_WORK TO DO_. All of the records below need to be copied exactly.

_DATA SUPPLIED_.
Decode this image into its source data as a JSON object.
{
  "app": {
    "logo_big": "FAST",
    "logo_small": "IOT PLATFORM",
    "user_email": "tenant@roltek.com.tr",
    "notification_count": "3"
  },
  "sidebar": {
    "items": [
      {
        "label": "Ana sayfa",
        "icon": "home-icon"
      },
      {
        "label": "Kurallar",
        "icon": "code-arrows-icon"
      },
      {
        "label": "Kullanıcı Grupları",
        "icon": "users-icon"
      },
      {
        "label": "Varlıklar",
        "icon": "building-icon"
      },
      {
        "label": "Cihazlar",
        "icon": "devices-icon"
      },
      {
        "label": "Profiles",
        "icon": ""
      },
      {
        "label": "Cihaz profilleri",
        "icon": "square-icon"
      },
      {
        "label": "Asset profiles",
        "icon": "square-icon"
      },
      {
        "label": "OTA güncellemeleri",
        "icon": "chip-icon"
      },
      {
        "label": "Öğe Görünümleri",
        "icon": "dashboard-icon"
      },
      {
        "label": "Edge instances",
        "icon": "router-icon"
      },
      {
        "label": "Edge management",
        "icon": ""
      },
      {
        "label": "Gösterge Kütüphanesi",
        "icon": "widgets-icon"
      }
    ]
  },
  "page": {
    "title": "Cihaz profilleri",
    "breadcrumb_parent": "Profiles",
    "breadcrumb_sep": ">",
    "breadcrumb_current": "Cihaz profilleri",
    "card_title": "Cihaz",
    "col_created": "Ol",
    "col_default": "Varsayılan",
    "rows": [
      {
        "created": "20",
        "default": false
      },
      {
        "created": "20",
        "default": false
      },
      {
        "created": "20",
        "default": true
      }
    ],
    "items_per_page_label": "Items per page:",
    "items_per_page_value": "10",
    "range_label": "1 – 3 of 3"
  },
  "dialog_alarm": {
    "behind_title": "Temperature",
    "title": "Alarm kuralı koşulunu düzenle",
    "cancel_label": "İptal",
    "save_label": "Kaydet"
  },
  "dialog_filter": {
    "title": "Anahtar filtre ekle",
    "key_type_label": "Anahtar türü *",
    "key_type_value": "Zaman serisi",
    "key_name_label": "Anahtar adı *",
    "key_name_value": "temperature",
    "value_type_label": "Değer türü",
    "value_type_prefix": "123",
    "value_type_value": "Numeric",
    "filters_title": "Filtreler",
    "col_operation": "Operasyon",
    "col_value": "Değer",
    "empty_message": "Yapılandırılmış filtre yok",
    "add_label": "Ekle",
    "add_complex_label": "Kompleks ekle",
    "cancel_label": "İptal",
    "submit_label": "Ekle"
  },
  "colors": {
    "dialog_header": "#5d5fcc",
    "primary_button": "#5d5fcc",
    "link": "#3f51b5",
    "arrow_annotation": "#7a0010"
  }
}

_EXERCISE SOLUTION_.
Decode this image into its source data as a JSON object.
{
  "app": {
    "logo_big": "FAST",
    "logo_small": "IOT PLATFORM",
    "user_email": "tenant@roltek.com.tr",
    "notification_count": "3"
  },
  "sidebar": {
    "items": [
      {
        "label": "Ana sayfa",
        "icon": "home-icon"
      },
      {
        "label": "Kurallar",
        "icon": "code-arrows-icon"
      },
      {
        "label": "Kullanıcı Grupları",
        "icon": "users-icon"
      },
      {
        "label": "Varlıklar",
        "icon": "building-icon"
      },
      {
        "label": "Cihazlar",
        "icon": "devices-icon"
      },
      {
        "label": "Profiles",
        "icon": ""
      },
      {
        "label": "Cihaz profilleri",
        "icon": "square-icon"
      },
      {
        "label": "Asset profiles",
        "icon": "square-icon"
      },
      {
        "label": "OTA güncellemeleri",
        "icon": "chip-icon"
      },
      {
        "label": "Öğe Görünümleri",
        "icon": "dashboard-icon"
      },
      {
        "label": "Edge instances",
        "icon": "router-icon"
      },
      {
        "label": "Edge management",
        "icon": ""
      },
      {
        "label": "Gösterge Kütüphanesi",
        "icon": "widgets-icon"
      }
    ]
  },
  "page": {
    "title": "Cihaz profilleri",
    "breadcrumb_parent": "Profiles",
    "breadcrumb_sep": ">",
    "breadcrumb_current": "Cihaz profilleri",
    "card_title": "Cihaz",
    "col_created": "Ol",
    "col_default": "Varsayılan",
    "rows": [
      {
        "created": "20",
        "default": false
      },
      {
        "created": "20",
        "default": false
      },
      {
        "created": "20",
        "default": true
      }
    ],
    "items_per_page_label": "Items per page:",
    "items_per_page_value": "10",
    "range_label": "1 – 3 of 3"
  },
  "dialog_alarm": {
    "behind_title": "Temperature",
    "title": "Alarm kuralı koşulunu düzenle",
    "cancel_label": "İptal",
    "save_label": "Kaydet"
  },
  "dialog_filter": {
    "title": "Anahtar filtre ekle",
    "key_type_label": "Anahtar türü *",
    "key_type_value": "Zaman serisi",
    "key_name_label": "Anahtar adı *",
    "key_name_value": "temperature",
    "value_type_label": "Değer türü",
    "value_type_prefix": "123",
    "value_type_value": "Numeric",
    "filters_title": "Filtreler",
    "col_operation": "Operasyon",
    "col_value": "Değer",
    "empty_message": "Yapılandırılmış filtre yok",
    "add_label": "Ekle",
    "add_complex_label": "Kompleks ekle",
    "cancel_label": "İptal",
    "submit_label": "Ekle"
  },
  "colors": {
    "dialog_header": "#5d5fcc",
    "primary_button": "#5d5fcc",
    "link": "#3f51b5",
    "arrow_annotation": "#7a0010"
  }
}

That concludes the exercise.